§ Set exercise
Copy every line in the records below that contains the word "interfaces".

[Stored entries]

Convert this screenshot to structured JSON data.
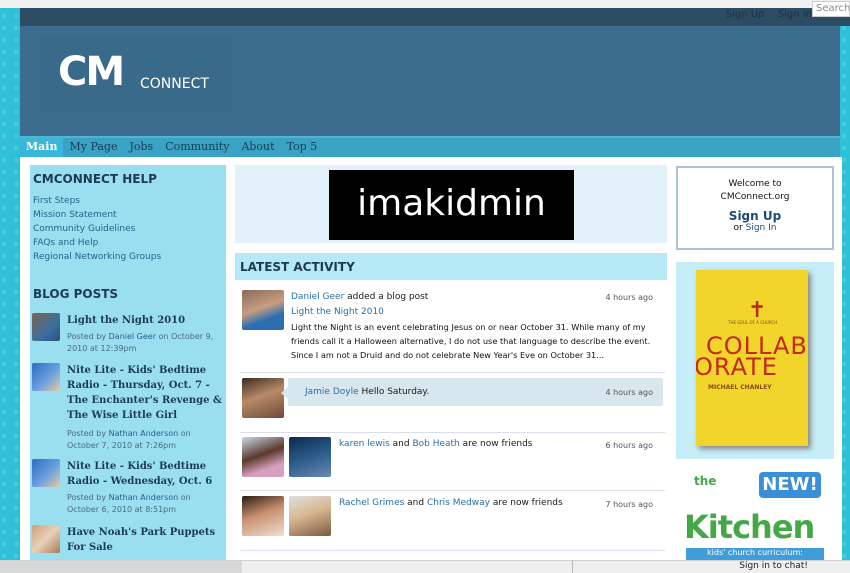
{
  "topbar": {
    "sign_up": "Sign Up",
    "sign_in": "Sign In",
    "search_placeholder": "Search"
  },
  "logo": {
    "cm": "CM",
    "connect": "CONNECT"
  },
  "nav": [
    "Main",
    "My Page",
    "Jobs",
    "Community",
    "About",
    "Top 5"
  ],
  "help": {
    "title": "CMCONNECT HELP",
    "links": [
      "First Steps",
      "Mission Statement",
      "Community Guidelines",
      "FAQs and Help",
      "Regional Networking Groups"
    ]
  },
  "blog": {
    "title": "BLOG POSTS",
    "posts": [
      {
        "title": "Light the Night 2010",
        "posted_by": "Posted by",
        "author": "Daniel Geer",
        "on": "on October 9, 2010 at 12:39pm"
      },
      {
        "title": "Nite Lite - Kids' Bedtime Radio - Thursday, Oct. 7 - The Enchanter's Revenge & The Wise Little Girl",
        "posted_by": "Posted by",
        "author": "Nathan Anderson",
        "on": "on October 7, 2010 at 7:26pm"
      },
      {
        "title": "Nite Lite - Kids' Bedtime Radio - Wednesday, Oct. 6",
        "posted_by": "Posted by",
        "author": "Nathan Anderson",
        "on": "on October 6, 2010 at 8:51pm"
      },
      {
        "title": "Have Noah's Park Puppets For Sale"
      }
    ]
  },
  "banner": {
    "text": "imakidmin"
  },
  "latest": {
    "title": "LATEST ACTIVITY",
    "items": [
      {
        "actor": "Daniel Geer",
        "action": "added a blog post",
        "time": "4 hours ago",
        "link": "Light the Night 2010",
        "body": "Light the Night is an event celebrating Jesus on or near October 31. While many of my friends call it a Halloween alternative, I do not use that language to describe the event. Since I am not a Druid and do not celebrate New Year's Eve on October 31..."
      },
      {
        "actor": "Jamie Doyle",
        "action": "Hello Saturday.",
        "time": "4 hours ago"
      },
      {
        "actor": "karen lewis",
        "and": "and",
        "actor2": "Bob Heath",
        "action": "are now friends",
        "time": "6 hours ago"
      },
      {
        "actor": "Rachel Grimes",
        "and": "and",
        "actor2": "Chris Medway",
        "action": "are now friends",
        "time": "7 hours ago"
      }
    ]
  },
  "welcome": {
    "line1": "Welcome to",
    "line2": "CMConnect.org",
    "sign_up": "Sign Up",
    "or": "or",
    "sign_in": "Sign In"
  },
  "book_ad": {
    "small": "THE SOUL OF A CHURCH",
    "line1": "COLLABC",
    "line2": "ORATE",
    "author": "MICHAEL CHANLEY"
  },
  "kitchen_ad": {
    "new": "NEW!",
    "the": "the",
    "kitchen": "Kitchen",
    "sub": "kids' church curriculum:"
  },
  "bottombar": {
    "chat": "Sign in to chat!"
  },
  "colors": {
    "accent": "#2fc0d8",
    "header": "#3c6d8f",
    "nav": "#3aa2c2",
    "sidebar": "#99dff0"
  }
}
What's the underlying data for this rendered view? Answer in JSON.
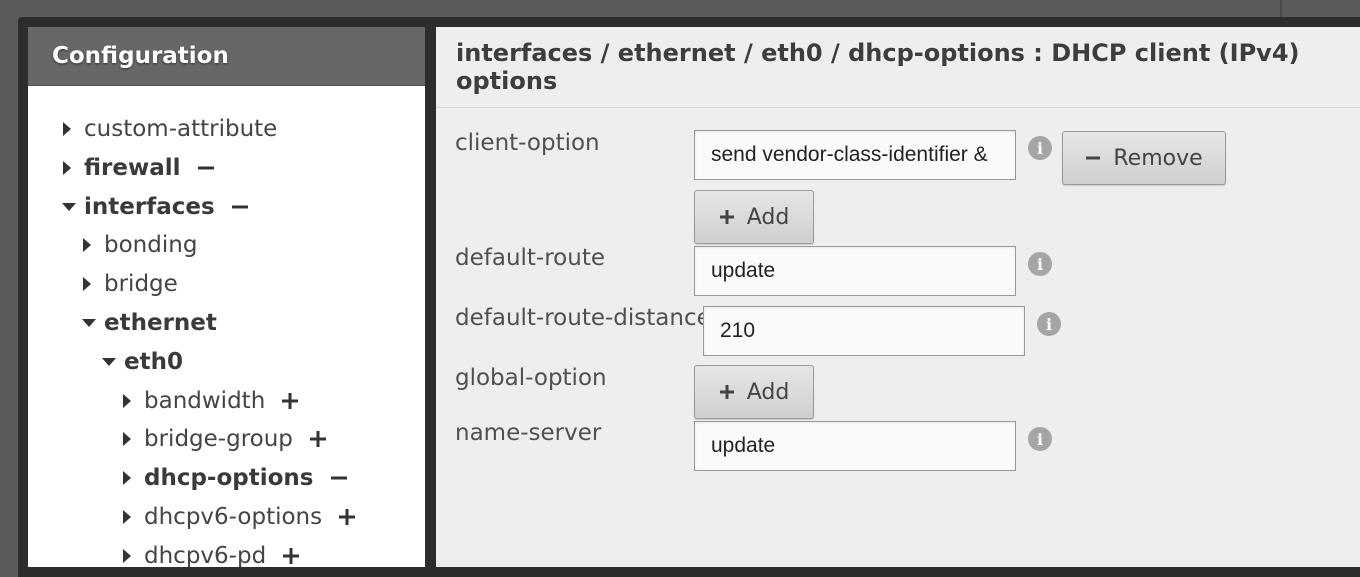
{
  "sidebar": {
    "title": "Configuration",
    "tree": [
      {
        "label": "custom-attribute",
        "state": "collapsed",
        "bold": false,
        "action": ""
      },
      {
        "label": "firewall",
        "state": "collapsed",
        "bold": true,
        "action": "minus"
      },
      {
        "label": "interfaces",
        "state": "expanded",
        "bold": true,
        "action": "minus"
      },
      {
        "label": "bonding",
        "state": "collapsed",
        "bold": false,
        "action": ""
      },
      {
        "label": "bridge",
        "state": "collapsed",
        "bold": false,
        "action": ""
      },
      {
        "label": "ethernet",
        "state": "expanded",
        "bold": true,
        "action": ""
      },
      {
        "label": "eth0",
        "state": "expanded",
        "bold": true,
        "action": ""
      },
      {
        "label": "bandwidth",
        "state": "collapsed",
        "bold": false,
        "action": "plus"
      },
      {
        "label": "bridge-group",
        "state": "collapsed",
        "bold": false,
        "action": "plus"
      },
      {
        "label": "dhcp-options",
        "state": "collapsed",
        "bold": true,
        "action": "minus"
      },
      {
        "label": "dhcpv6-options",
        "state": "collapsed",
        "bold": false,
        "action": "plus"
      },
      {
        "label": "dhcpv6-pd",
        "state": "collapsed",
        "bold": false,
        "action": "plus"
      }
    ]
  },
  "main": {
    "title": "interfaces / ethernet / eth0 / dhcp-options : DHCP client (IPv4) options",
    "fields": {
      "client_option": {
        "label": "client-option",
        "value": "send vendor-class-identifier &"
      },
      "default_route": {
        "label": "default-route",
        "value": "update"
      },
      "default_route_distance": {
        "label": "default-route-distance",
        "value": "210"
      },
      "global_option": {
        "label": "global-option"
      },
      "name_server": {
        "label": "name-server",
        "value": "update"
      }
    },
    "buttons": {
      "remove": "Remove",
      "add": "Add"
    },
    "info_glyph": "i"
  },
  "colors": {
    "header_bg": "#676767",
    "panel_bg": "#eeeeee",
    "frame": "#2d2d2d"
  }
}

§ Worked answer
        "label": "interfaces",
    "title": "interfaces / ethernet / eth0 / dhcp-options : DHCP client (IPv4) options",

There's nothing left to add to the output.